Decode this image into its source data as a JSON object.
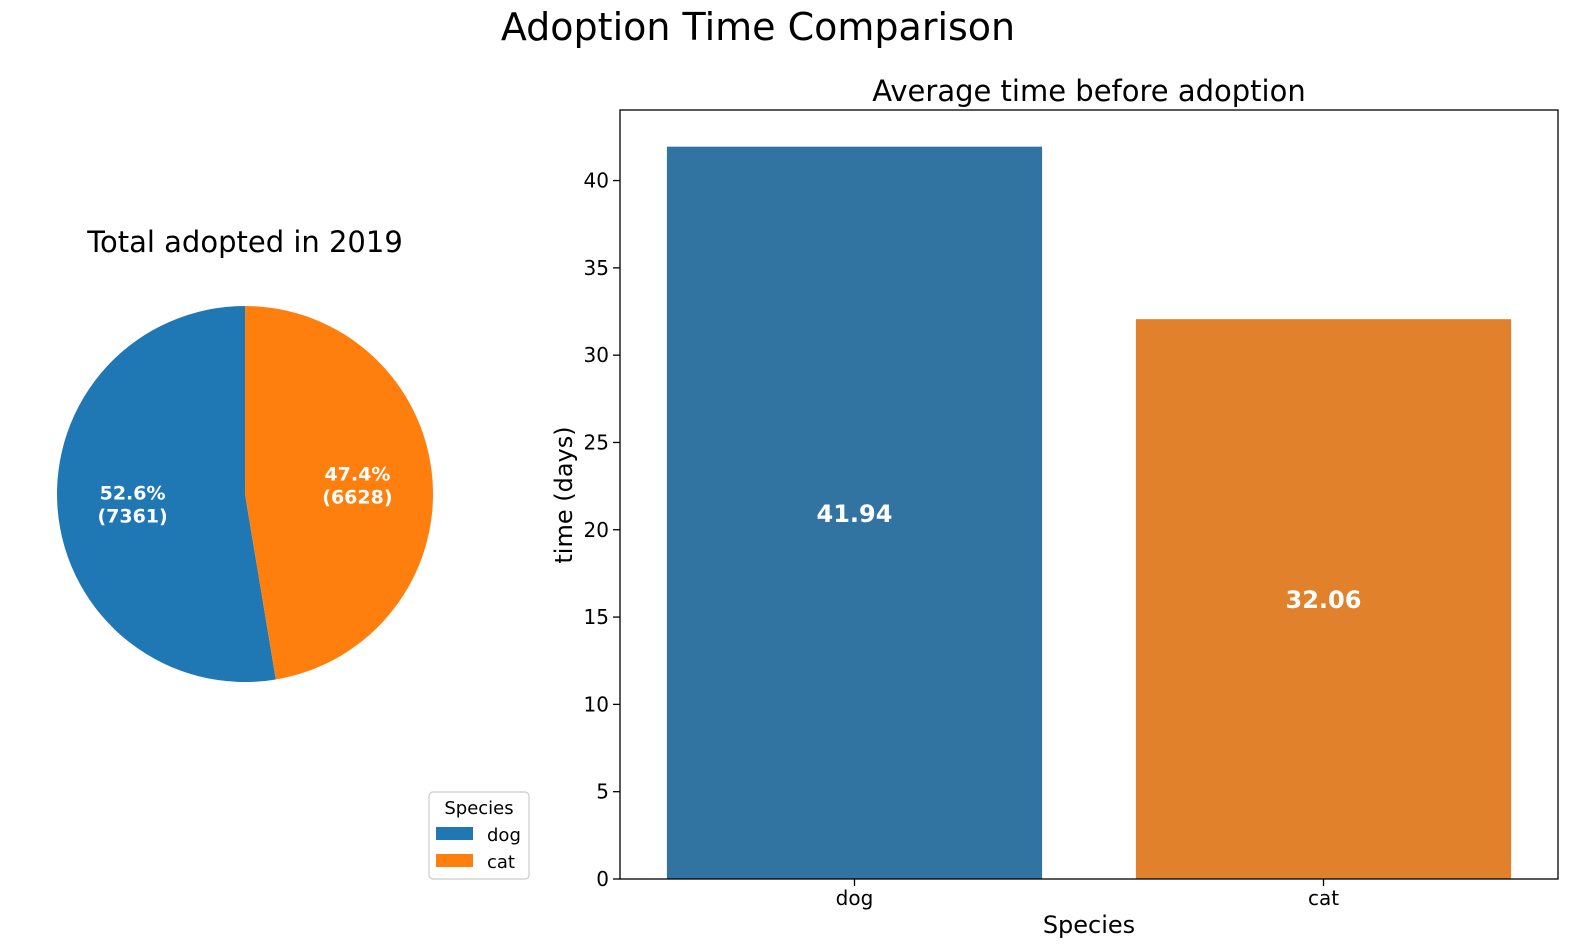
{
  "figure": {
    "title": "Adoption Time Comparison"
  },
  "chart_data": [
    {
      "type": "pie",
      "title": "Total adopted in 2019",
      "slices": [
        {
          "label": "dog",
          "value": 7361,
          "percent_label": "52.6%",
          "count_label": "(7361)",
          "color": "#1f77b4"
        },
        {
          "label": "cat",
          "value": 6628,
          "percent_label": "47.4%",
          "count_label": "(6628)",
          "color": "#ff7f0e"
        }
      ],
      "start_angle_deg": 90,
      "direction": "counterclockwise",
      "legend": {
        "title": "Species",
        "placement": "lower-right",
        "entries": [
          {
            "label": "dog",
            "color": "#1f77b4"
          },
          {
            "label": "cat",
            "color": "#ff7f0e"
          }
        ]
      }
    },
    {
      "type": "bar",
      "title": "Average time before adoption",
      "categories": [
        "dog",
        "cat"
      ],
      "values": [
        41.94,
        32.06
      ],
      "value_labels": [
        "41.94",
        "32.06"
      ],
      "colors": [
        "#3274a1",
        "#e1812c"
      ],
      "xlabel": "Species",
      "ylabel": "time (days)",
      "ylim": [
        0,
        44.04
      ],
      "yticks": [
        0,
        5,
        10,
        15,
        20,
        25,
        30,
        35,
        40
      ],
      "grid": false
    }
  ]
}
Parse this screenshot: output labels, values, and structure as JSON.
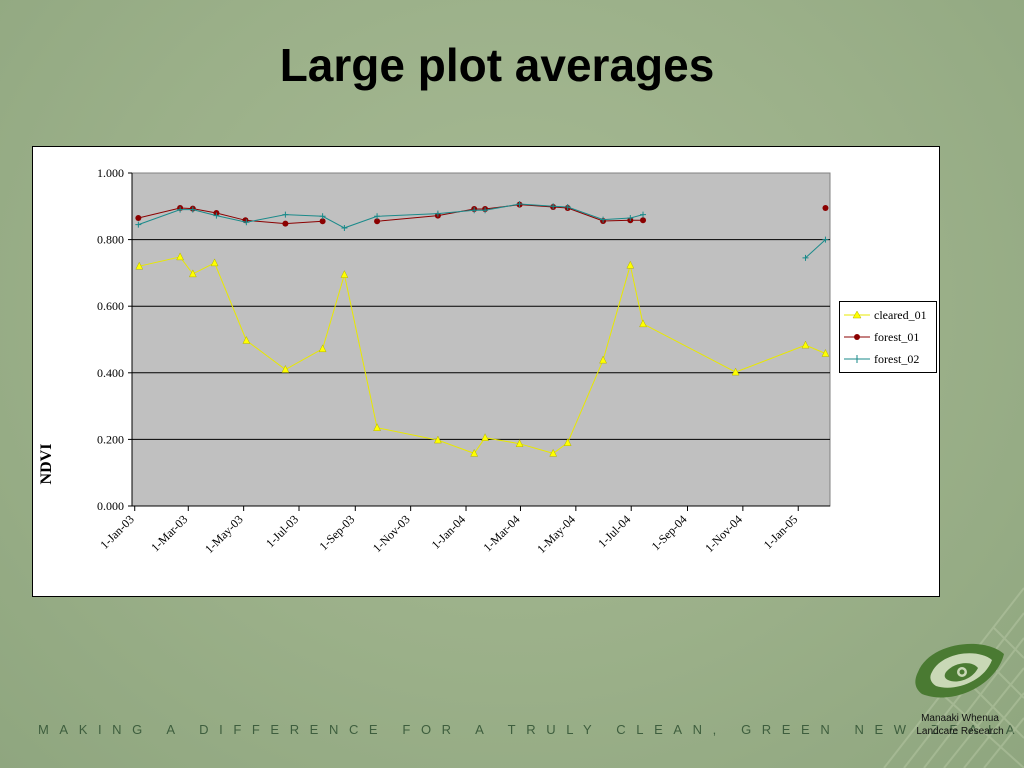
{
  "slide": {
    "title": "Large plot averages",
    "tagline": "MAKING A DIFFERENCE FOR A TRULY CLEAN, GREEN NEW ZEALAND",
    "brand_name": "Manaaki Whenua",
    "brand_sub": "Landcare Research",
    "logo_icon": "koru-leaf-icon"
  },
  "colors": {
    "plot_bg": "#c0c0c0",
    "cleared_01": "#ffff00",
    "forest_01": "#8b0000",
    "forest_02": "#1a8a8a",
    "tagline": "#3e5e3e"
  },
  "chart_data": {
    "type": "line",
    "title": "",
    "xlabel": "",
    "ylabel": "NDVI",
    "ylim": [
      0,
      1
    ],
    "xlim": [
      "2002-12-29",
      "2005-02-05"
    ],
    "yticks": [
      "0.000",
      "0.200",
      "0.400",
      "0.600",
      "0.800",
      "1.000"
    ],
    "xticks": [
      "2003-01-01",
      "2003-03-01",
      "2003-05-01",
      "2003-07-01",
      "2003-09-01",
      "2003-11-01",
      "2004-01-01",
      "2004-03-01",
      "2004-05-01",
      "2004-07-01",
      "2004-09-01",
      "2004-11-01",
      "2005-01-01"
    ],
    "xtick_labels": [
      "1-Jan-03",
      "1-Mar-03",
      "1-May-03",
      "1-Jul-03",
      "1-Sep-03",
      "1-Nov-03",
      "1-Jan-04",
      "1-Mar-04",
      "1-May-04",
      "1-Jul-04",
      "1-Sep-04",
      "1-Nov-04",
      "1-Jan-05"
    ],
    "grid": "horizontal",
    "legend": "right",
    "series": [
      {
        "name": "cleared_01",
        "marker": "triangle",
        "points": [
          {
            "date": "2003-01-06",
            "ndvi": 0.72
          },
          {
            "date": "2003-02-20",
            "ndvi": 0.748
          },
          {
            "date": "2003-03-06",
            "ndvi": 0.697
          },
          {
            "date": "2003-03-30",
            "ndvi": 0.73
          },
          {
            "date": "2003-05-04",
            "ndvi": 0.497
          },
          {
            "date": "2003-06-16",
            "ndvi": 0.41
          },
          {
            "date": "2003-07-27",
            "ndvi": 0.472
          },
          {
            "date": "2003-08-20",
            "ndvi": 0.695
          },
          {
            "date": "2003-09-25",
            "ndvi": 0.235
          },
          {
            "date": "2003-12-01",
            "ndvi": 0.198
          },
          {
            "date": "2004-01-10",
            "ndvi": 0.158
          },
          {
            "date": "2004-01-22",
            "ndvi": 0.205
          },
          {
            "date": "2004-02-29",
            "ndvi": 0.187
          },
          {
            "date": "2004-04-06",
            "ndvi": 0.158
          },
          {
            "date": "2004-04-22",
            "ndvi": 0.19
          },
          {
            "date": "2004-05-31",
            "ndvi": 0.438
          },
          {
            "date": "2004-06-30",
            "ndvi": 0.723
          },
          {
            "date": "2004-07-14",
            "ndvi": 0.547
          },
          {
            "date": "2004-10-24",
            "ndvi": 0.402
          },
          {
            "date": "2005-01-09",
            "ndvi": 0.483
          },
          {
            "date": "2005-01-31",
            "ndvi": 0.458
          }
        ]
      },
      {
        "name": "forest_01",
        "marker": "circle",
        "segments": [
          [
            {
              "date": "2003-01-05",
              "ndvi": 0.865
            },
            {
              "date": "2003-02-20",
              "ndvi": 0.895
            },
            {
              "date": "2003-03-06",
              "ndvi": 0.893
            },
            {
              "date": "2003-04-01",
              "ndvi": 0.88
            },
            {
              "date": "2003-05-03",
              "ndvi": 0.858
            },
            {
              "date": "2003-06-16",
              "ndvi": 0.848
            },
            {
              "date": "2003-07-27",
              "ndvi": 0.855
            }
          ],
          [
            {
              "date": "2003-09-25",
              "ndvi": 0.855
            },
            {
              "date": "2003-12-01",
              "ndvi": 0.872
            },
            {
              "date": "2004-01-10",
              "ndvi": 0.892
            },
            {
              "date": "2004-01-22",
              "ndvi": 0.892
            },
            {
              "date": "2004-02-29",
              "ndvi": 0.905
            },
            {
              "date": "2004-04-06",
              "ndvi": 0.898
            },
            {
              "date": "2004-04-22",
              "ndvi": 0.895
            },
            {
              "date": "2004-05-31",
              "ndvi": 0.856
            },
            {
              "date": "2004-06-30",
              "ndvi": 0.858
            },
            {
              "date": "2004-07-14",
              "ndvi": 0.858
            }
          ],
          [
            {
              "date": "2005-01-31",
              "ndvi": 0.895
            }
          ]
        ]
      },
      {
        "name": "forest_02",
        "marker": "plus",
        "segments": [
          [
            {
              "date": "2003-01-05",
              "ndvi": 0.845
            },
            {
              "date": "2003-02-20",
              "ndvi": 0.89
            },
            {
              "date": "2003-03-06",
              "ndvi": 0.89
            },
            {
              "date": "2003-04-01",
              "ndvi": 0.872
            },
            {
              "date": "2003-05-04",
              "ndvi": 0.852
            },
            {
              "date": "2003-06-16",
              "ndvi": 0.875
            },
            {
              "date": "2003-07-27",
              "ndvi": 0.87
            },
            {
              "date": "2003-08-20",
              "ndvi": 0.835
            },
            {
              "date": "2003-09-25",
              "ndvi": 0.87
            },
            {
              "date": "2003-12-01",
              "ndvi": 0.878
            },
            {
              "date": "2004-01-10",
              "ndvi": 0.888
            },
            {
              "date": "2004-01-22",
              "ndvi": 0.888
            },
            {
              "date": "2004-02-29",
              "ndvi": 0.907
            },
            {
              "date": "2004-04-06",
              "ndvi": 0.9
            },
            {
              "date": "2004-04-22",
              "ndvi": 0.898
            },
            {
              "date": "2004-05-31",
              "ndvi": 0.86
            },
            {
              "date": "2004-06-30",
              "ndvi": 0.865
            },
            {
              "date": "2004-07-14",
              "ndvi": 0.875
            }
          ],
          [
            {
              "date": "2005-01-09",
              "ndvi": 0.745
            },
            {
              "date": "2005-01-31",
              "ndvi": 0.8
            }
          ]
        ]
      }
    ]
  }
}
# # # # # # #
**CHALLENGE**
Copy each line above containing the string "this".

**THE OUTPUT**
Decode this image into its source data as a JSON object.
Parse this screenshot: output labels, values, and structure as JSON.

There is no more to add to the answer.